— What the task asks —
Find each line with the string "Maestrado" and copy it.

* * * * * * *

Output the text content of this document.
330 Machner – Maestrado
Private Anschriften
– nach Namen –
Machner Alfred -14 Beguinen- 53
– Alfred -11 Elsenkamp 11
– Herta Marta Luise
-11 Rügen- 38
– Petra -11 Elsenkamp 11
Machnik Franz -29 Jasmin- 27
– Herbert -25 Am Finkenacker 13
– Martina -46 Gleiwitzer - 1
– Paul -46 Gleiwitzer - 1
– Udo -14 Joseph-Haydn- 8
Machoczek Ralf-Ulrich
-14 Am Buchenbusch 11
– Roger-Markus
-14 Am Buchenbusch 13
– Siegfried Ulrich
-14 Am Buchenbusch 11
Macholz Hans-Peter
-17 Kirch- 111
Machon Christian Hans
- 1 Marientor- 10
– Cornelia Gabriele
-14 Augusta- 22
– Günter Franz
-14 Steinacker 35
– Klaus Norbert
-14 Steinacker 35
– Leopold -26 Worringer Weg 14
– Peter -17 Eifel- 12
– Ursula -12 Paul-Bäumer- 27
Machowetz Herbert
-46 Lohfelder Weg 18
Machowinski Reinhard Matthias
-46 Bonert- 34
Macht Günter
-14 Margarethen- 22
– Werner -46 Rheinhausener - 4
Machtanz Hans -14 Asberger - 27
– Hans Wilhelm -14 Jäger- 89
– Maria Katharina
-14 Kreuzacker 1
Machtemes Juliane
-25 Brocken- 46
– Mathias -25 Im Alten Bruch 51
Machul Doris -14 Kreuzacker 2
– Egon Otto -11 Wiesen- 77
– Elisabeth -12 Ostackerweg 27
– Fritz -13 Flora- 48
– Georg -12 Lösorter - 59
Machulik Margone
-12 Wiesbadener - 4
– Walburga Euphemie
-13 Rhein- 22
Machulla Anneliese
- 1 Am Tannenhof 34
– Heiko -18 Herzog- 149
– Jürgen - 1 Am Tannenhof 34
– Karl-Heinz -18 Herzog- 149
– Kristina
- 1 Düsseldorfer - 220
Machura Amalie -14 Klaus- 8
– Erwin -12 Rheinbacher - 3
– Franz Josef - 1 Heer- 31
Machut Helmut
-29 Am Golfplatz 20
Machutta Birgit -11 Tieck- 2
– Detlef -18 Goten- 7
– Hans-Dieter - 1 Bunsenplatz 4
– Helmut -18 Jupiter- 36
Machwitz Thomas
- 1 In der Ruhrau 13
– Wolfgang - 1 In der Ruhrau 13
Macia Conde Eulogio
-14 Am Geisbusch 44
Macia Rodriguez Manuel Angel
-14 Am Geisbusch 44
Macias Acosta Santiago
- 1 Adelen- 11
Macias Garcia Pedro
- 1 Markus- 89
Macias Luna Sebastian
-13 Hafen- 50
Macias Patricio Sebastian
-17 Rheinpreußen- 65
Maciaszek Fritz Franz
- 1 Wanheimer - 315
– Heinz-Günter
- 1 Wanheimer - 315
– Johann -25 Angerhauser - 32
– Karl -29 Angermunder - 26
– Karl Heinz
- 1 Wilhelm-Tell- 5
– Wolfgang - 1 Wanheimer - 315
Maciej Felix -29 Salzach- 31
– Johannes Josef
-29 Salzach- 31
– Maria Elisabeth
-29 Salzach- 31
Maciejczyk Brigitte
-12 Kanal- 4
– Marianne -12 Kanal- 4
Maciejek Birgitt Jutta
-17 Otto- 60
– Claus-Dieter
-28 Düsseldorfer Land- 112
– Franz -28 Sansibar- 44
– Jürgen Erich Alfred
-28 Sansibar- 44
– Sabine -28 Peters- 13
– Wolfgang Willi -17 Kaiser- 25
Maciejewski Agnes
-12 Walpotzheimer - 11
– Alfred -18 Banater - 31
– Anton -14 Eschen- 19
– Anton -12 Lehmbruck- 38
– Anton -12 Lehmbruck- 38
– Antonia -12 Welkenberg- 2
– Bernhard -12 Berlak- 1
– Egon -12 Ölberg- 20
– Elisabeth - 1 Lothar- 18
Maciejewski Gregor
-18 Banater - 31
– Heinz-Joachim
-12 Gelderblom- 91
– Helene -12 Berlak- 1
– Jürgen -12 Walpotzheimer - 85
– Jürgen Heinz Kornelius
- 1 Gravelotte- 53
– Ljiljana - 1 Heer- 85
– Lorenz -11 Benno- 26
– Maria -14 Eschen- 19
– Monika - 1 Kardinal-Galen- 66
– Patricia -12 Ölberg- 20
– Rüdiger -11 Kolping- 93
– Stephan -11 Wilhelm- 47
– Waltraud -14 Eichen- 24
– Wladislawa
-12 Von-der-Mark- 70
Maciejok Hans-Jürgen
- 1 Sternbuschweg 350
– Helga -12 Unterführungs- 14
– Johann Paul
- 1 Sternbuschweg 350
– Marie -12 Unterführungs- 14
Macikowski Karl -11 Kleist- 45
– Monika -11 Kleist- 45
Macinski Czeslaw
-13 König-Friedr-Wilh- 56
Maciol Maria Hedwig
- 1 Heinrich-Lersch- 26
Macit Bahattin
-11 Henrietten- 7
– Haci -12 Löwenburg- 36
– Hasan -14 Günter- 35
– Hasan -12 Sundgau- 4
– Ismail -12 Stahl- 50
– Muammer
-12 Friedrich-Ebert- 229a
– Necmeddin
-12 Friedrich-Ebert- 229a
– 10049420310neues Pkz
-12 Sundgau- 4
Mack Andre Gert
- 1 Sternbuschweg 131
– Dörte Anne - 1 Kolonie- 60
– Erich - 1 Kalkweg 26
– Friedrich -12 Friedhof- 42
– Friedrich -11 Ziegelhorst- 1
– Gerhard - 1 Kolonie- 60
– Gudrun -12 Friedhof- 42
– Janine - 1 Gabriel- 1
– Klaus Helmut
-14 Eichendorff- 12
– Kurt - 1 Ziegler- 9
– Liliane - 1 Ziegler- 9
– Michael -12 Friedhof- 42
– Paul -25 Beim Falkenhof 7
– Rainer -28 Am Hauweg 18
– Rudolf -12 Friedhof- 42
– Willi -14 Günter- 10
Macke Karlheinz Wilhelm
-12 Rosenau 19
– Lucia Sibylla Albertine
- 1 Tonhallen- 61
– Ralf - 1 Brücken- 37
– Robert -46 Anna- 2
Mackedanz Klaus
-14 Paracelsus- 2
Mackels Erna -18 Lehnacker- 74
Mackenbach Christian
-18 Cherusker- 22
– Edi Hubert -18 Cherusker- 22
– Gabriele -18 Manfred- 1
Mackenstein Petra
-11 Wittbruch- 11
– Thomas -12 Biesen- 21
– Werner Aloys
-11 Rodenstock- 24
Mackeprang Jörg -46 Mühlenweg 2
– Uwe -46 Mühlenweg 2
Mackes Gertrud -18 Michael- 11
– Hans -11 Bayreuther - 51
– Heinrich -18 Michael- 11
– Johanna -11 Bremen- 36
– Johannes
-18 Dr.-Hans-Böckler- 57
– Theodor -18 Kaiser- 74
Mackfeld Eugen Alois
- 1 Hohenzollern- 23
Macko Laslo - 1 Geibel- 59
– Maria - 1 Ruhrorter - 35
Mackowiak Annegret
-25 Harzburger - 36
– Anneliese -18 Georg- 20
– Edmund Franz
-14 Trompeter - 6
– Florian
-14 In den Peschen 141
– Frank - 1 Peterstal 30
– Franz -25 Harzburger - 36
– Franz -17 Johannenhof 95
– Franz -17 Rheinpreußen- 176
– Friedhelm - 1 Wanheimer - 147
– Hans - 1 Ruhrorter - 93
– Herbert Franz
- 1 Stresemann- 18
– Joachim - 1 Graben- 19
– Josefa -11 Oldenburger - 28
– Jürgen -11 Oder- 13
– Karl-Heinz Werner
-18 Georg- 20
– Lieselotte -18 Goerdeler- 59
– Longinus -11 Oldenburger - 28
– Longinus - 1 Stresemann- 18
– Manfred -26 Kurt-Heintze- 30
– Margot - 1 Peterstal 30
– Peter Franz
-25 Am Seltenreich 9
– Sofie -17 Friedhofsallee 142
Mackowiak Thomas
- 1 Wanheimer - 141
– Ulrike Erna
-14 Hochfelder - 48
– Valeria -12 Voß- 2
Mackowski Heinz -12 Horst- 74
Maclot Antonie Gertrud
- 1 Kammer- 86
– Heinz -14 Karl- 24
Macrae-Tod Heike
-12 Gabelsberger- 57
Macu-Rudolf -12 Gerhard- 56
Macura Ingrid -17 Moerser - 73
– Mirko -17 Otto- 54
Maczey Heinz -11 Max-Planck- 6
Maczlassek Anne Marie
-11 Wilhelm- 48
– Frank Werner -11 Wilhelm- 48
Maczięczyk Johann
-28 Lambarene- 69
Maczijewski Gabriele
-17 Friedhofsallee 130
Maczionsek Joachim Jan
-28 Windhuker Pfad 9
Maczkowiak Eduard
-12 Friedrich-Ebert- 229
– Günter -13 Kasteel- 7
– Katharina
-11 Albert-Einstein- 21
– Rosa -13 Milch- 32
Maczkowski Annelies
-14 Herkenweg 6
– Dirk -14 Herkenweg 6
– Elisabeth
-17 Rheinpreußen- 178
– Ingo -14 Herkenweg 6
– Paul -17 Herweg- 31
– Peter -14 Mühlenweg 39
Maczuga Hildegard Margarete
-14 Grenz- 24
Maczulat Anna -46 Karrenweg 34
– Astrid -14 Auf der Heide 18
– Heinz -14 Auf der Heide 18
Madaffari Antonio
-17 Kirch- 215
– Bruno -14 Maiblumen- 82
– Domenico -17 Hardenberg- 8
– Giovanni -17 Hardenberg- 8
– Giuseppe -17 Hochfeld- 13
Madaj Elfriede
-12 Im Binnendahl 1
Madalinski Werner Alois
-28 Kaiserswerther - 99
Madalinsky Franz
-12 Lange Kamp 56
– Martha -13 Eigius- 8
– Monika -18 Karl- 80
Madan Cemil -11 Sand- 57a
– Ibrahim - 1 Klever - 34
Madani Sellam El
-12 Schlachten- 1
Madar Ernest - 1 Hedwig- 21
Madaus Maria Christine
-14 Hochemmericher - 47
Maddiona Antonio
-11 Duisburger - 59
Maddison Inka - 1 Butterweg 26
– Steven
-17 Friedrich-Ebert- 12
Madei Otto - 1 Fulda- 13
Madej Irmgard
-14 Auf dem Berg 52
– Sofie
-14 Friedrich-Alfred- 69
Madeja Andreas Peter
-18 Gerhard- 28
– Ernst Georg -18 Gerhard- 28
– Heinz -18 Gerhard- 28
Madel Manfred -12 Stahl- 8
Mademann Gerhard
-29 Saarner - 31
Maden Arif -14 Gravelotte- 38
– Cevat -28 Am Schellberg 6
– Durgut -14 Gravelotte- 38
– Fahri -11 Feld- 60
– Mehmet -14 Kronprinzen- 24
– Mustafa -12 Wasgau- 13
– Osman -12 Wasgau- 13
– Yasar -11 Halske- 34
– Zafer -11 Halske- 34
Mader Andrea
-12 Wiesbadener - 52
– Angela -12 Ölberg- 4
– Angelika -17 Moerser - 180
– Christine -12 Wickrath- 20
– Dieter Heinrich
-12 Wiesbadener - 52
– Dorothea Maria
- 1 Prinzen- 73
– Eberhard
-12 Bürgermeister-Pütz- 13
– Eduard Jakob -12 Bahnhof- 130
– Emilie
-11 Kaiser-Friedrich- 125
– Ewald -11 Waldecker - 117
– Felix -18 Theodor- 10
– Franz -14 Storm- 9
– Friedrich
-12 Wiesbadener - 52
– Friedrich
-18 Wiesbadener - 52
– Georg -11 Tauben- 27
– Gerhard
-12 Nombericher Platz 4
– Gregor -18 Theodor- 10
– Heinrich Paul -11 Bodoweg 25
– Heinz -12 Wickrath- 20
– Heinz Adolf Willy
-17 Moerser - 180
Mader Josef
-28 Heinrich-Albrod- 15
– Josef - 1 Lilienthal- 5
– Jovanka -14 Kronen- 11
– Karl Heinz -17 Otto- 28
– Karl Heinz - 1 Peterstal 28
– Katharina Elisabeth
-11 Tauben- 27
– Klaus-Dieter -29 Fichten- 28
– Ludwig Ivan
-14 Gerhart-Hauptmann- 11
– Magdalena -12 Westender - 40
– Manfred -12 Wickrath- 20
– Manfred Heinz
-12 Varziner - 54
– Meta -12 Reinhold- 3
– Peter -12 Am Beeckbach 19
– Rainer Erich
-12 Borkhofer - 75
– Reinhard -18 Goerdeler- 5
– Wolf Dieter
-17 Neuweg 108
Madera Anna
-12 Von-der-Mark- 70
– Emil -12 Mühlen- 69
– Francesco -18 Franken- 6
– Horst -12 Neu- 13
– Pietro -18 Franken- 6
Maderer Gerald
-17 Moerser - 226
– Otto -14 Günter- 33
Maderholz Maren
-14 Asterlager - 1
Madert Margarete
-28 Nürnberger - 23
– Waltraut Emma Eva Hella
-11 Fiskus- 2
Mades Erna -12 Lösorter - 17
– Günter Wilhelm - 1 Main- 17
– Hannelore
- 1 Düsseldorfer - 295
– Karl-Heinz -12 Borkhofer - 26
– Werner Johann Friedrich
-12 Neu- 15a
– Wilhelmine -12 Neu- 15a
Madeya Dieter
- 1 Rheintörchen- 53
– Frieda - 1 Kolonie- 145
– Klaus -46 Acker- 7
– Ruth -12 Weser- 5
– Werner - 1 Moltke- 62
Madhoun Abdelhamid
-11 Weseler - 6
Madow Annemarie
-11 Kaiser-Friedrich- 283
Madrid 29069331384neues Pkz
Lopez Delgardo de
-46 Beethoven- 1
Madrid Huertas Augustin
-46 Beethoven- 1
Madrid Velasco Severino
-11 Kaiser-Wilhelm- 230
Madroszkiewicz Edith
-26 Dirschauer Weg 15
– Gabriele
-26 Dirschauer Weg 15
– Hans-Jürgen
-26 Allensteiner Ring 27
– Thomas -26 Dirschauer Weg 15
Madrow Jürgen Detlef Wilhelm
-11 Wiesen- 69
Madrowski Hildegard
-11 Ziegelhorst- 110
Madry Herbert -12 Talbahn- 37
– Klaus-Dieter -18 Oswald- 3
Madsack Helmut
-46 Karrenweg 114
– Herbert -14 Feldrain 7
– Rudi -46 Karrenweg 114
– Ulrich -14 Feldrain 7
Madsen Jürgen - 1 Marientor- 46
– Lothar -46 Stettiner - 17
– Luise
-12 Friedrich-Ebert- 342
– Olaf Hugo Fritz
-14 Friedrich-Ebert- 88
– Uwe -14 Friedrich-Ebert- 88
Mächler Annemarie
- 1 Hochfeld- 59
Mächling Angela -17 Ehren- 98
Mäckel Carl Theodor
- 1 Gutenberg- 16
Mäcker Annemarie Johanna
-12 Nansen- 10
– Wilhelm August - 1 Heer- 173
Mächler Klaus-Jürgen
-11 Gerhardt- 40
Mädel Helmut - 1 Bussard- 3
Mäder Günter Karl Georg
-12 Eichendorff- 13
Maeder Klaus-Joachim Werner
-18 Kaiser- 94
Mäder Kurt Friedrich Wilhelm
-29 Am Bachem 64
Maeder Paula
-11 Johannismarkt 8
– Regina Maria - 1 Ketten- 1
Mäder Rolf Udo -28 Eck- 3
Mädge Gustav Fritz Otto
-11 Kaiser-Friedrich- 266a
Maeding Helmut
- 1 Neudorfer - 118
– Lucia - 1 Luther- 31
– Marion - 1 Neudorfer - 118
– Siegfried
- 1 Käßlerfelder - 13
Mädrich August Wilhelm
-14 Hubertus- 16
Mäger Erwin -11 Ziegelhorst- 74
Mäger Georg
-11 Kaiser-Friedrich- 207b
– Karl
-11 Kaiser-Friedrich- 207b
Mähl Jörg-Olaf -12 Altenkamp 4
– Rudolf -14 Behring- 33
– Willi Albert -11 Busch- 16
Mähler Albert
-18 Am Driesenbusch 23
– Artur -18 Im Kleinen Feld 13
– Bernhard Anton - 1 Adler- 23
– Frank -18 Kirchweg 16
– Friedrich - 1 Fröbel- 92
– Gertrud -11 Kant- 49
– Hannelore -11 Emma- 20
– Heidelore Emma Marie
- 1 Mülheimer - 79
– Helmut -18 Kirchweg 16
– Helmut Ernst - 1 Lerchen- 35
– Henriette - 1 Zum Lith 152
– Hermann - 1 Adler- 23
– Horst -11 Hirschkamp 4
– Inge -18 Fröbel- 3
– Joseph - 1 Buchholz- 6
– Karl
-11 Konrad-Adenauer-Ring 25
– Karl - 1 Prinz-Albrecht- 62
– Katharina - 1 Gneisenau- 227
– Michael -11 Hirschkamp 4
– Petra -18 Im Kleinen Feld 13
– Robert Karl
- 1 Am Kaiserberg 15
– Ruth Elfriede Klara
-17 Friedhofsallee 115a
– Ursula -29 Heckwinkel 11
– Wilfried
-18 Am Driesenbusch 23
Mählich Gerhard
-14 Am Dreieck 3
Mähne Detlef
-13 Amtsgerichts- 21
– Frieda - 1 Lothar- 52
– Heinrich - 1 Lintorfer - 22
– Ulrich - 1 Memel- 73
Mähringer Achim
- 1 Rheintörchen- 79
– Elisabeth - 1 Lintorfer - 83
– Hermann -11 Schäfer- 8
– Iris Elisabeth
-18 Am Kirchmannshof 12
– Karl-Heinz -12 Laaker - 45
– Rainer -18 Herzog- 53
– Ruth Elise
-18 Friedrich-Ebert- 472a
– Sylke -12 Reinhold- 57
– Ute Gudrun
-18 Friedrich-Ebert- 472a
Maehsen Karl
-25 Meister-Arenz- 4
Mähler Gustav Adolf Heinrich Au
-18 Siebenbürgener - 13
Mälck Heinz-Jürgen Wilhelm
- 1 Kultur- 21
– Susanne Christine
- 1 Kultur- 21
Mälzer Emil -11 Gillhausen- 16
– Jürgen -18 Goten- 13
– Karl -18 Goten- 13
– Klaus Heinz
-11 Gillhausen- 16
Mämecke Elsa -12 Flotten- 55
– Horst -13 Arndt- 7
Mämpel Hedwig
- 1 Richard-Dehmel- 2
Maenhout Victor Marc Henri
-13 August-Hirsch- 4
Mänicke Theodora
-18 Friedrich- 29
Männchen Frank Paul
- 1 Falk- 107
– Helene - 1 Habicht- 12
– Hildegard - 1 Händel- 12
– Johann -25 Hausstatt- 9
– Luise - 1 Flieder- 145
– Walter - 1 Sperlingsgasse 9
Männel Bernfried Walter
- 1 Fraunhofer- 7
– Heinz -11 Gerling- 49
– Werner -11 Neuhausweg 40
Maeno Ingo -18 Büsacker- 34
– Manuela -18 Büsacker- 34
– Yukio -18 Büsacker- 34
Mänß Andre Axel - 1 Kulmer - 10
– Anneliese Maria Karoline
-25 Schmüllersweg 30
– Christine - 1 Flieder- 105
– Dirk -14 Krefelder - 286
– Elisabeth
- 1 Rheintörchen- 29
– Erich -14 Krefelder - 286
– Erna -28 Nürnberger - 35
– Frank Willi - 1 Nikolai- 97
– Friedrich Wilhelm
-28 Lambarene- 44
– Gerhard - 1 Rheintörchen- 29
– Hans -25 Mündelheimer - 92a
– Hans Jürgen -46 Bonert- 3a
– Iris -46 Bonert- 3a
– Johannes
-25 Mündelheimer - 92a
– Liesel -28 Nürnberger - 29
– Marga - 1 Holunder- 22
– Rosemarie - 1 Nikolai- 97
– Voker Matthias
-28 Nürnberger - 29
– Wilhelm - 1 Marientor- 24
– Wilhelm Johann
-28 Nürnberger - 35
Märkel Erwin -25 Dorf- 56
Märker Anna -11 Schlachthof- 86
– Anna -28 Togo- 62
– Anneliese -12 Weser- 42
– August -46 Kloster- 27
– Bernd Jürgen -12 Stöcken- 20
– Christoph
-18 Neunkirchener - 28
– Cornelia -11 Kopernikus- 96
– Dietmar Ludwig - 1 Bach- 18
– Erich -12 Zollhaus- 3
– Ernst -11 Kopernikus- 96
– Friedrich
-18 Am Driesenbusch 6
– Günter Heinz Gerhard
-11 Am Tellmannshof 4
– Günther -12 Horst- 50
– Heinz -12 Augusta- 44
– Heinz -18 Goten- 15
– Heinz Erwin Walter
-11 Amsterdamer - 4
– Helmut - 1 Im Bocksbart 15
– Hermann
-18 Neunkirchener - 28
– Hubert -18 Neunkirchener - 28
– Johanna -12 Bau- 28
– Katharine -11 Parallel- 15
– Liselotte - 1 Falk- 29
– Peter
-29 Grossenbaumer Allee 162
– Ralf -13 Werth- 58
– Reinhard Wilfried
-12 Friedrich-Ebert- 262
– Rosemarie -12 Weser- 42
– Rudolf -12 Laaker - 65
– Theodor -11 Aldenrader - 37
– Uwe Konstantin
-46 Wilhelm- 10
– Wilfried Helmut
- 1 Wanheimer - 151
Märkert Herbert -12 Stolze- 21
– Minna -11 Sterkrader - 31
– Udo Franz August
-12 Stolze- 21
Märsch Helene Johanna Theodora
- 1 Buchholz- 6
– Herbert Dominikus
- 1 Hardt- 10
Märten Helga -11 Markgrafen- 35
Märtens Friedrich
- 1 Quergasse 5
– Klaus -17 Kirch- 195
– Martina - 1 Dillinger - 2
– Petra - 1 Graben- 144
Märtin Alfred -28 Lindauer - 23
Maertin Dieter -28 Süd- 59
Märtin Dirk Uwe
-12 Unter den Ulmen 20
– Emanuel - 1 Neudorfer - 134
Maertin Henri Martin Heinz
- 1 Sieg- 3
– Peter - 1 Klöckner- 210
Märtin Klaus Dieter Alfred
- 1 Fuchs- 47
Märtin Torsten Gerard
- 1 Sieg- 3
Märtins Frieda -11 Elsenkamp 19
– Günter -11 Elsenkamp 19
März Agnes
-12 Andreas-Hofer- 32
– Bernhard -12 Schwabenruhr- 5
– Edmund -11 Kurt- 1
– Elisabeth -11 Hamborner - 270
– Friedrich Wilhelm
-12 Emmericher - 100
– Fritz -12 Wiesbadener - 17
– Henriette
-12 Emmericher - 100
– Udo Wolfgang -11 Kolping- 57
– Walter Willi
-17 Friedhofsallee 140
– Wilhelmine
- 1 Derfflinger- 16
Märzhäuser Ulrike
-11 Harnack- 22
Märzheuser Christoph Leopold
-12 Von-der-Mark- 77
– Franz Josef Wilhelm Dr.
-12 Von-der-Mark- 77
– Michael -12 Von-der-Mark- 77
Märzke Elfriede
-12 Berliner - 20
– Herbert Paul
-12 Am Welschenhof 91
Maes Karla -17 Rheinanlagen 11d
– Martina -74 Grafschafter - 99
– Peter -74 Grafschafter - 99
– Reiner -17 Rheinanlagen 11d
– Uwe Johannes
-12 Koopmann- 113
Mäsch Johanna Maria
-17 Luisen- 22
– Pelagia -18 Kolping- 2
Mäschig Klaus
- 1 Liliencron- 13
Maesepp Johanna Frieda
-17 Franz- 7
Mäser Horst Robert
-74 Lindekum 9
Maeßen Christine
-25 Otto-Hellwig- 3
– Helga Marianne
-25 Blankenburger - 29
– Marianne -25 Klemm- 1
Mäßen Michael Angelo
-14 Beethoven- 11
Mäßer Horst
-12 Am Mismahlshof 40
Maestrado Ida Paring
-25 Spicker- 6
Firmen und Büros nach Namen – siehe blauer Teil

* * * * * * *

— Solution for this exercise —
330 Machner – Maestrado
Maestrado Ida Paring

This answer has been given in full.